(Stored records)
========

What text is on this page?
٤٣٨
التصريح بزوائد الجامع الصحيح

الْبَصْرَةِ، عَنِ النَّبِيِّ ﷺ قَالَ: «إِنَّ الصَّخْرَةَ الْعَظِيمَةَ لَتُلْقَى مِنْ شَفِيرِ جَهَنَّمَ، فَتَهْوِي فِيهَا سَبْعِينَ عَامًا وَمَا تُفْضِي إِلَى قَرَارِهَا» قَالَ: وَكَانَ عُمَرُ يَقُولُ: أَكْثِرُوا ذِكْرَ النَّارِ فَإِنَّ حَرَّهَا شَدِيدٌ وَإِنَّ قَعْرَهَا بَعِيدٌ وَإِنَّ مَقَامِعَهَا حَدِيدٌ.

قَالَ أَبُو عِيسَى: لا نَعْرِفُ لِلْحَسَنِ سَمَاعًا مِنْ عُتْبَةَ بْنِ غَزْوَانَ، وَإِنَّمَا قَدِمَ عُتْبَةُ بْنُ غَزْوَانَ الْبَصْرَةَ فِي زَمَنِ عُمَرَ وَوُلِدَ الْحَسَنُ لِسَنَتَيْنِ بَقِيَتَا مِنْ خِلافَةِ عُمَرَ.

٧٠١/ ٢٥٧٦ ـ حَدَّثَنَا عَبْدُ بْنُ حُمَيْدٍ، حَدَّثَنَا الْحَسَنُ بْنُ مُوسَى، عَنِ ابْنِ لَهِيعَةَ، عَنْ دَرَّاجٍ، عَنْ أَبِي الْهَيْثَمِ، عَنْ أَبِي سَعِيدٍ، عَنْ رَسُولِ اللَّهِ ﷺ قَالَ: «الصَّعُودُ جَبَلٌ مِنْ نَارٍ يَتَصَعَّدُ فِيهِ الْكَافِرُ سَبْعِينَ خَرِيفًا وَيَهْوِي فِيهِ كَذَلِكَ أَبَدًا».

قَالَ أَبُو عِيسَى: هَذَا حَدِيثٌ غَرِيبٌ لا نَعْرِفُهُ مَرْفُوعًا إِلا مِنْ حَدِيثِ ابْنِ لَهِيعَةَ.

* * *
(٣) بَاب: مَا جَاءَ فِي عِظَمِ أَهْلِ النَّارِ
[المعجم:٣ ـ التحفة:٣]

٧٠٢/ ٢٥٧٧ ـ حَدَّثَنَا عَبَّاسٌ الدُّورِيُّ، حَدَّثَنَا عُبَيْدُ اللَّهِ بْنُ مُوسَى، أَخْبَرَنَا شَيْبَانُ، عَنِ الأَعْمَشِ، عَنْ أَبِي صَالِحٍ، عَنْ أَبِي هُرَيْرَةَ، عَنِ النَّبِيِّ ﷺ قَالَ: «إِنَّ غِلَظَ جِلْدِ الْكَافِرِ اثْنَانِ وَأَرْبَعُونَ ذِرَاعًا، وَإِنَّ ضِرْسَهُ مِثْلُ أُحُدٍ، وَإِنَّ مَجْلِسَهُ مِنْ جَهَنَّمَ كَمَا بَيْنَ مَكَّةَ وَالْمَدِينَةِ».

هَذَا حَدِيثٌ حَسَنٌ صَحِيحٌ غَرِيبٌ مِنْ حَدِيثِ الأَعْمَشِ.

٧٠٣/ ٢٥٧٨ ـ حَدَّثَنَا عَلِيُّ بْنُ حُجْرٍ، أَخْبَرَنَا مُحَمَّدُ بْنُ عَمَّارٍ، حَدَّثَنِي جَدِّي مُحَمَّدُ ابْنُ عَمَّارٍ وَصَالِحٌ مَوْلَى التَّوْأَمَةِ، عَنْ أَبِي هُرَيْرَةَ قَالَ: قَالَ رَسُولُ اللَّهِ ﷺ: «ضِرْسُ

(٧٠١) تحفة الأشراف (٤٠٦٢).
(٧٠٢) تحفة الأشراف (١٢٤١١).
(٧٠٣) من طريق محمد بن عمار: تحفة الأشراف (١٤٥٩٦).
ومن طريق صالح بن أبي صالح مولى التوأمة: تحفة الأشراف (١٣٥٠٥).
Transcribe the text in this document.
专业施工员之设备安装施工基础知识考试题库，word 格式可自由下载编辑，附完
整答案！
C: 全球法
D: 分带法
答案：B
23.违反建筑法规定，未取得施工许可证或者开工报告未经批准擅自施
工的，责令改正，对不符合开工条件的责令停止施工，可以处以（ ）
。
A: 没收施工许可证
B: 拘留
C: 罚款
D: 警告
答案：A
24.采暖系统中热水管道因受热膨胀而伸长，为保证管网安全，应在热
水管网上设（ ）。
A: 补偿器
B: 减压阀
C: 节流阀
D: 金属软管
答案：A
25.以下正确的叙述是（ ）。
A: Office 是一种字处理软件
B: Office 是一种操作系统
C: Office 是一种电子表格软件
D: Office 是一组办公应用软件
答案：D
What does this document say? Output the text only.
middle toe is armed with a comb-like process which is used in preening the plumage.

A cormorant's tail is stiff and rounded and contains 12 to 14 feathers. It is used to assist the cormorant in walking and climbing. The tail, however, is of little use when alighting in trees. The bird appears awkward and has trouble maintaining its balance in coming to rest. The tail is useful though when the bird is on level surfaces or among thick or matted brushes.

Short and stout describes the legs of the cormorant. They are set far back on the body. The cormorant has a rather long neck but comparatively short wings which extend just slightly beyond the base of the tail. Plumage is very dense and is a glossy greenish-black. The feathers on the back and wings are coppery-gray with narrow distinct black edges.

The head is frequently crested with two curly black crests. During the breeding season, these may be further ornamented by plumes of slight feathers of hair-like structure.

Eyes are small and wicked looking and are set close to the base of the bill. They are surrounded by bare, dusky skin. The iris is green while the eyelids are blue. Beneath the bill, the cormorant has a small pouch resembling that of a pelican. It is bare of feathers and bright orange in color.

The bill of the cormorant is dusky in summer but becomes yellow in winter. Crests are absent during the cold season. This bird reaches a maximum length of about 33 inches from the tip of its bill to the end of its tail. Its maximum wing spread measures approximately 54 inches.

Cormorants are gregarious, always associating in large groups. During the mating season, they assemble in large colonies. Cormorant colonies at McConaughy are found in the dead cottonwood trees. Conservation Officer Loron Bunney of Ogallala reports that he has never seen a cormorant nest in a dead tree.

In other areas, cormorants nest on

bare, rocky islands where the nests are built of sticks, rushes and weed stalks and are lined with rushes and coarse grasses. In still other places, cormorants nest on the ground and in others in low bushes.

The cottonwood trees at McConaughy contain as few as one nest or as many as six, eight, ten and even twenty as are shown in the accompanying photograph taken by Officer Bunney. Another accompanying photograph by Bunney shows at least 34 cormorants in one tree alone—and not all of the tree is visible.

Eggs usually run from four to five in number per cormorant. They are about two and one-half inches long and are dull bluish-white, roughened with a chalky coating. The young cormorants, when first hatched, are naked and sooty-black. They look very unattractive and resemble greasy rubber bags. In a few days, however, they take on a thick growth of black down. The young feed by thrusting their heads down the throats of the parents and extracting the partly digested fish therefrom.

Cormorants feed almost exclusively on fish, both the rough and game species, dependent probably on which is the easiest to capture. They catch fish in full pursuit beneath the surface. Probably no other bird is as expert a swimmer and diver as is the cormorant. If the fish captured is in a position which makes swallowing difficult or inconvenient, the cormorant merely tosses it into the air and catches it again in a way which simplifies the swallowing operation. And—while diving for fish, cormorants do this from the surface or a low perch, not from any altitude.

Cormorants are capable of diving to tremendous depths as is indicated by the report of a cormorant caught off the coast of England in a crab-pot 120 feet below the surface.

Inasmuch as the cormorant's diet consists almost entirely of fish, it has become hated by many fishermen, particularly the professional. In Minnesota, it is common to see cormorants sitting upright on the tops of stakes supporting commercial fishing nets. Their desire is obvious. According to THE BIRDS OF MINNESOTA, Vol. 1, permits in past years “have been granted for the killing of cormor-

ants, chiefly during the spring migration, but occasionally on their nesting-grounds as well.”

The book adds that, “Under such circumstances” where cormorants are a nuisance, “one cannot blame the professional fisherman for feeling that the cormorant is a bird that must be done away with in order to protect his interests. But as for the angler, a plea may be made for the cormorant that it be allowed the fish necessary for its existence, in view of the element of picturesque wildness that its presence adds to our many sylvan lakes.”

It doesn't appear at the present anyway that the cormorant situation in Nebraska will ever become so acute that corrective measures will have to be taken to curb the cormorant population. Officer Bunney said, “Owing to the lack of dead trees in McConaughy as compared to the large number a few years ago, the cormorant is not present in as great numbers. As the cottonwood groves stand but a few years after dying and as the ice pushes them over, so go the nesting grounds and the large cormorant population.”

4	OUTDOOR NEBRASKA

========

Problem details: Extract lines where the string "grounds" occurs.

Result:
ants, chiefly during the spring migration, but occasionally on their nesting-grounds as well.”
It doesn't appear at the present anyway that the cormorant situation in Nebraska will ever become so acute that corrective measures will have to be taken to curb the cormorant population. Officer Bunney said, “Owing to the lack of dead trees in McConaughy as compared to the large number a few years ago, the cormorant is not present in as great numbers. As the cottonwood groves stand but a few years after dying and as the ice pushes them over, so go the nesting grounds and the large cormorant population.”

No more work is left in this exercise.